WRITTEN INSTRUCTION: Each entry below is to be written out exactly, and the pictures are to be left out.
--- DATA ---
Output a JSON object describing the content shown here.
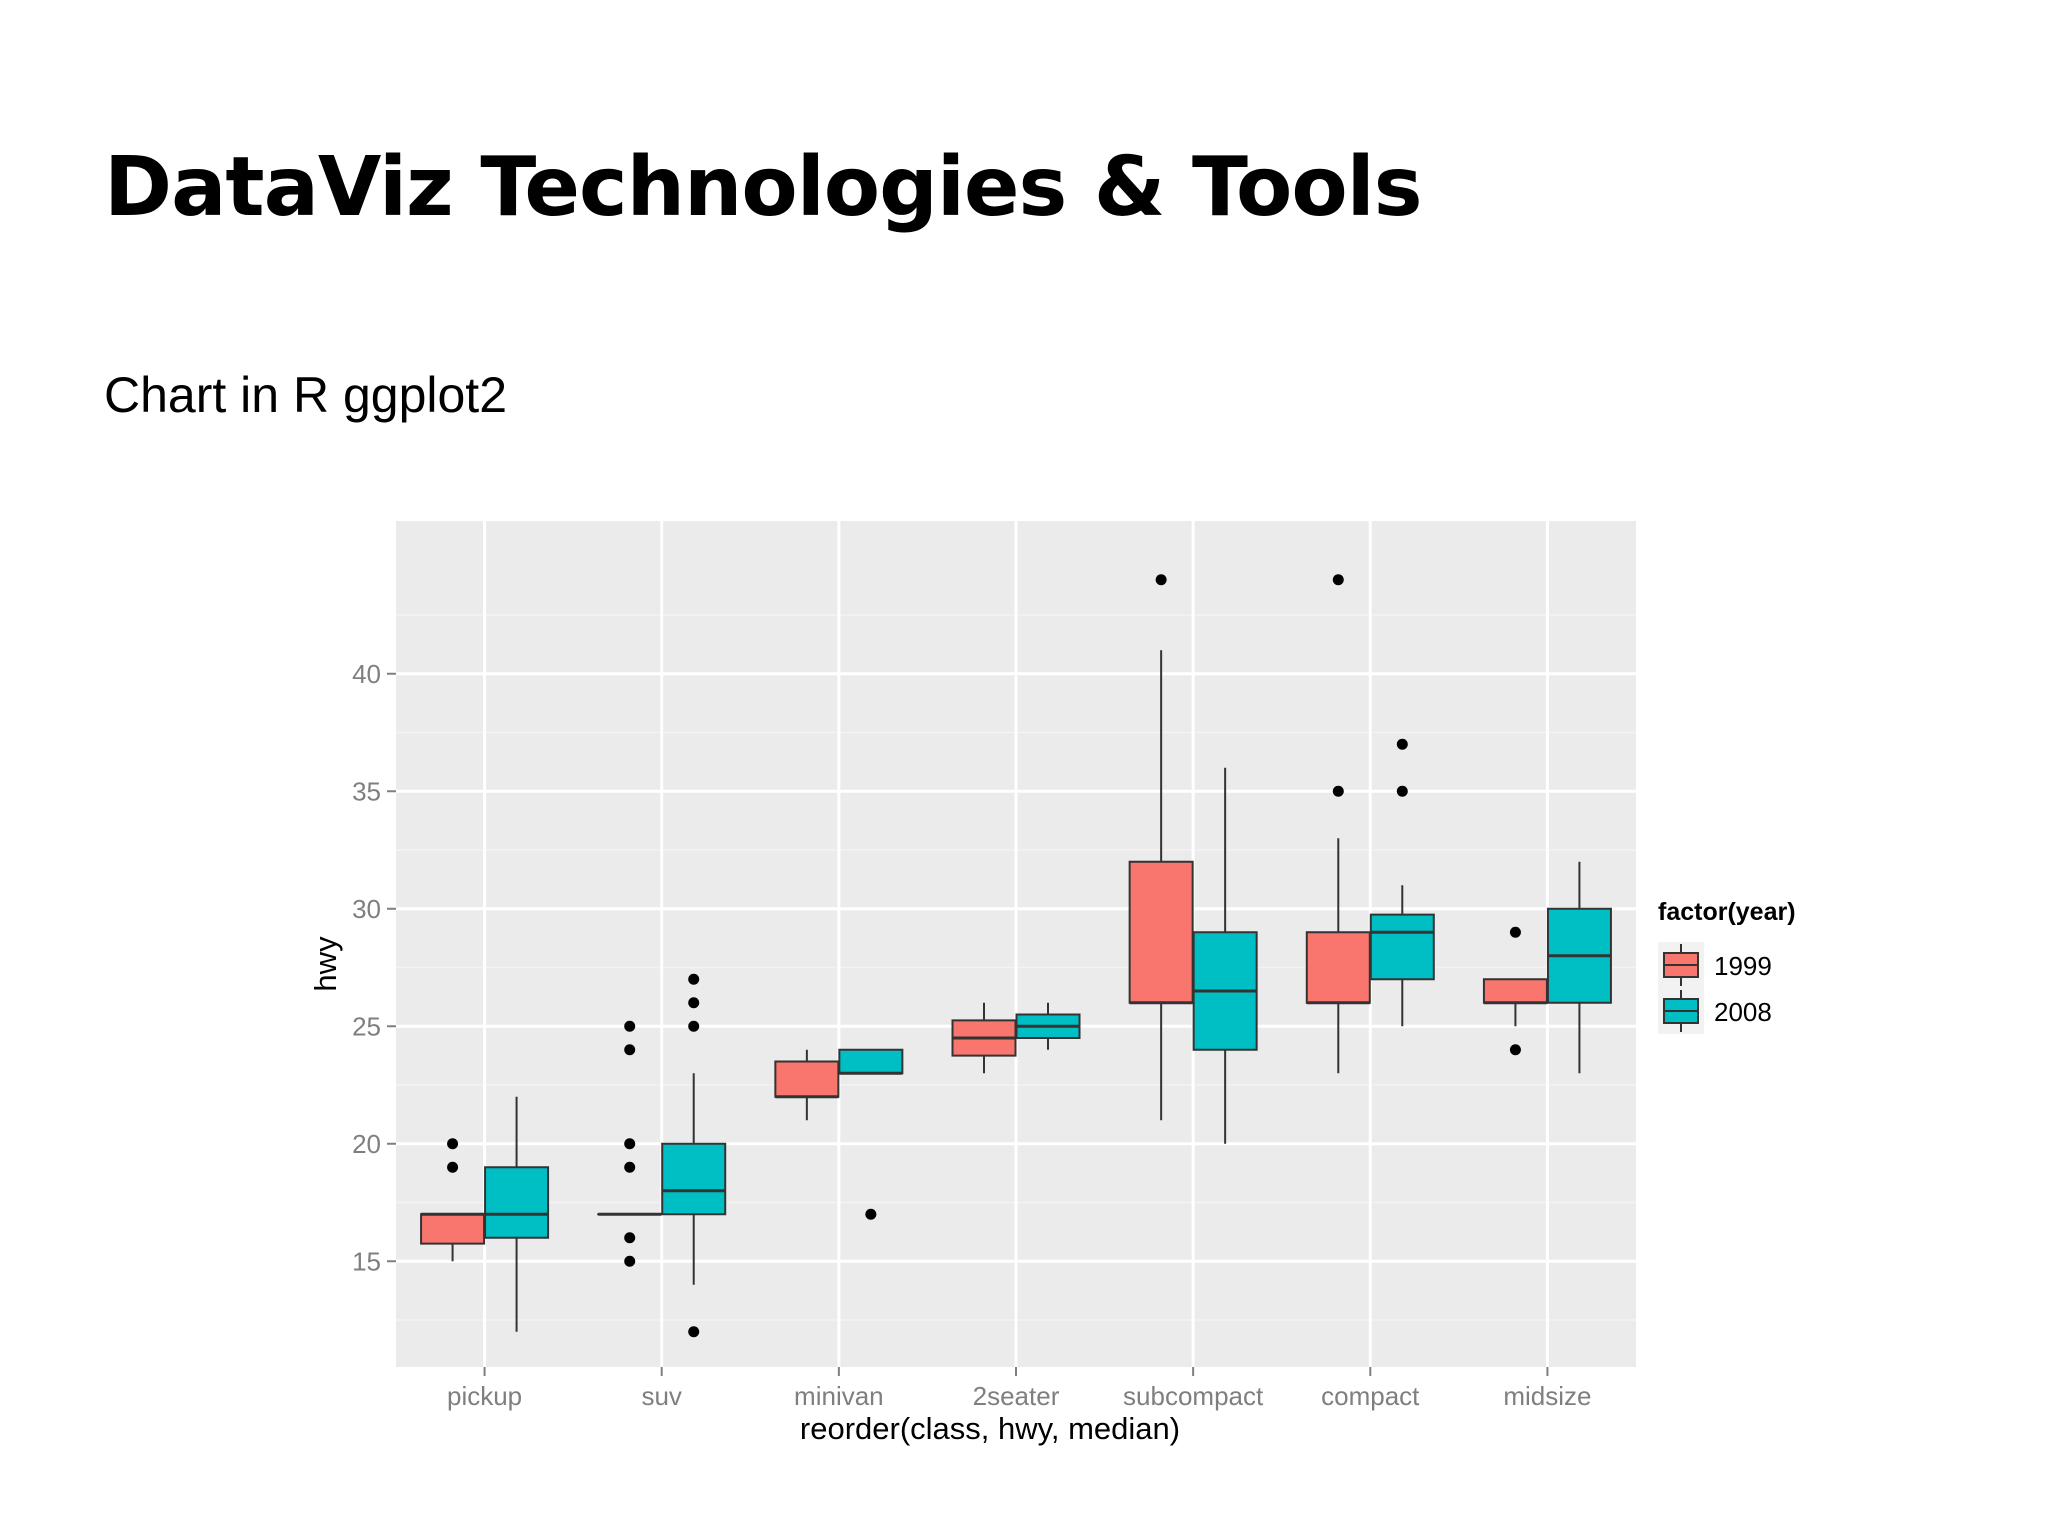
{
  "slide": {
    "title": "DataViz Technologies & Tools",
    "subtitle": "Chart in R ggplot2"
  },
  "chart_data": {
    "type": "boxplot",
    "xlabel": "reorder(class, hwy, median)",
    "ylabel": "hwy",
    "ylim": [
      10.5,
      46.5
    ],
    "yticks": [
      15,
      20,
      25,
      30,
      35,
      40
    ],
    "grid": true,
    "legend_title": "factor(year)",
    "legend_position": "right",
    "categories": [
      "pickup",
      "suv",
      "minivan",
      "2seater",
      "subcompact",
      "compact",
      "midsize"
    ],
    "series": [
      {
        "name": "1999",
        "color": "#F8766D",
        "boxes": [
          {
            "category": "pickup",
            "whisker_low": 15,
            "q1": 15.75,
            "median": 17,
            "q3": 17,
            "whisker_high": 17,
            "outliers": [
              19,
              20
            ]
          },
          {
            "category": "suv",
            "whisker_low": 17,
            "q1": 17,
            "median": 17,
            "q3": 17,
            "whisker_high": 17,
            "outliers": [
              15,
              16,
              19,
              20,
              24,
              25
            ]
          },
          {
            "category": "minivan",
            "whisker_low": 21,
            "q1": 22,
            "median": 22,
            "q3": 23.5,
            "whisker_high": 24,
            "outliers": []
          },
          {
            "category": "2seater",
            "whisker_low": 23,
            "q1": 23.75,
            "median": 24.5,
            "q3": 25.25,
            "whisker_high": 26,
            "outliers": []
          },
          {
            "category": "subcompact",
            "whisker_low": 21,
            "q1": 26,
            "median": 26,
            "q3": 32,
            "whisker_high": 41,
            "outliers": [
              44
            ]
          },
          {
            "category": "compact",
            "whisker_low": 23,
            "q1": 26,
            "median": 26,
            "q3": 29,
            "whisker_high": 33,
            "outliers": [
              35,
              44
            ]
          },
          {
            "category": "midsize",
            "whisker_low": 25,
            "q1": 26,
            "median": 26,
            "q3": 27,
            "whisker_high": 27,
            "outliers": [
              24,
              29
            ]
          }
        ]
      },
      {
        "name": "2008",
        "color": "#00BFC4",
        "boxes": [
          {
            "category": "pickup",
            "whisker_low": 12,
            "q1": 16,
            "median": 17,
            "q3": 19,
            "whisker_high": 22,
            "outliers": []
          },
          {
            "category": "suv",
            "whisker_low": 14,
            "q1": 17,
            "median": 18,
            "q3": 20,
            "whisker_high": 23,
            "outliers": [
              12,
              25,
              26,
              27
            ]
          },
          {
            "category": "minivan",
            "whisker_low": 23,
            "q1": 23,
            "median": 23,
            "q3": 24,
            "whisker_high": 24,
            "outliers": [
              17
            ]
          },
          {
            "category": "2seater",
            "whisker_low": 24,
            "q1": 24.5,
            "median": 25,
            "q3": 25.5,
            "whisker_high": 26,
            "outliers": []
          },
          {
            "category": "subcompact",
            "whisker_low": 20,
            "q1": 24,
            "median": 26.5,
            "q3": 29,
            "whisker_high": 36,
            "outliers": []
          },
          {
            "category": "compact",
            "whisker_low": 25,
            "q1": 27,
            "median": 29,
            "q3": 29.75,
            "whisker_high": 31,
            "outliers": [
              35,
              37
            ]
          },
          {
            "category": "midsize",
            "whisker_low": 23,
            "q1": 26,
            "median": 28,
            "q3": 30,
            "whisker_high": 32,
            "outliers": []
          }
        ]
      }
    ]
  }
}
---
RESPONSE TO THE TASK:
Output a JSON object describing the content shown here.
{
  "slide": {
    "title": "DataViz Technologies & Tools",
    "subtitle": "Chart in R ggplot2"
  },
  "chart_data": {
    "type": "boxplot",
    "xlabel": "reorder(class, hwy, median)",
    "ylabel": "hwy",
    "ylim": [
      10.5,
      46.5
    ],
    "yticks": [
      15,
      20,
      25,
      30,
      35,
      40
    ],
    "grid": true,
    "legend_title": "factor(year)",
    "legend_position": "right",
    "categories": [
      "pickup",
      "suv",
      "minivan",
      "2seater",
      "subcompact",
      "compact",
      "midsize"
    ],
    "series": [
      {
        "name": "1999",
        "color": "#F8766D",
        "boxes": [
          {
            "category": "pickup",
            "whisker_low": 15,
            "q1": 15.75,
            "median": 17,
            "q3": 17,
            "whisker_high": 17,
            "outliers": [
              19,
              20
            ]
          },
          {
            "category": "suv",
            "whisker_low": 17,
            "q1": 17,
            "median": 17,
            "q3": 17,
            "whisker_high": 17,
            "outliers": [
              15,
              16,
              19,
              20,
              24,
              25
            ]
          },
          {
            "category": "minivan",
            "whisker_low": 21,
            "q1": 22,
            "median": 22,
            "q3": 23.5,
            "whisker_high": 24,
            "outliers": []
          },
          {
            "category": "2seater",
            "whisker_low": 23,
            "q1": 23.75,
            "median": 24.5,
            "q3": 25.25,
            "whisker_high": 26,
            "outliers": []
          },
          {
            "category": "subcompact",
            "whisker_low": 21,
            "q1": 26,
            "median": 26,
            "q3": 32,
            "whisker_high": 41,
            "outliers": [
              44
            ]
          },
          {
            "category": "compact",
            "whisker_low": 23,
            "q1": 26,
            "median": 26,
            "q3": 29,
            "whisker_high": 33,
            "outliers": [
              35,
              44
            ]
          },
          {
            "category": "midsize",
            "whisker_low": 25,
            "q1": 26,
            "median": 26,
            "q3": 27,
            "whisker_high": 27,
            "outliers": [
              24,
              29
            ]
          }
        ]
      },
      {
        "name": "2008",
        "color": "#00BFC4",
        "boxes": [
          {
            "category": "pickup",
            "whisker_low": 12,
            "q1": 16,
            "median": 17,
            "q3": 19,
            "whisker_high": 22,
            "outliers": []
          },
          {
            "category": "suv",
            "whisker_low": 14,
            "q1": 17,
            "median": 18,
            "q3": 20,
            "whisker_high": 23,
            "outliers": [
              12,
              25,
              26,
              27
            ]
          },
          {
            "category": "minivan",
            "whisker_low": 23,
            "q1": 23,
            "median": 23,
            "q3": 24,
            "whisker_high": 24,
            "outliers": [
              17
            ]
          },
          {
            "category": "2seater",
            "whisker_low": 24,
            "q1": 24.5,
            "median": 25,
            "q3": 25.5,
            "whisker_high": 26,
            "outliers": []
          },
          {
            "category": "subcompact",
            "whisker_low": 20,
            "q1": 24,
            "median": 26.5,
            "q3": 29,
            "whisker_high": 36,
            "outliers": []
          },
          {
            "category": "compact",
            "whisker_low": 25,
            "q1": 27,
            "median": 29,
            "q3": 29.75,
            "whisker_high": 31,
            "outliers": [
              35,
              37
            ]
          },
          {
            "category": "midsize",
            "whisker_low": 23,
            "q1": 26,
            "median": 28,
            "q3": 30,
            "whisker_high": 32,
            "outliers": []
          }
        ]
      }
    ]
  }
}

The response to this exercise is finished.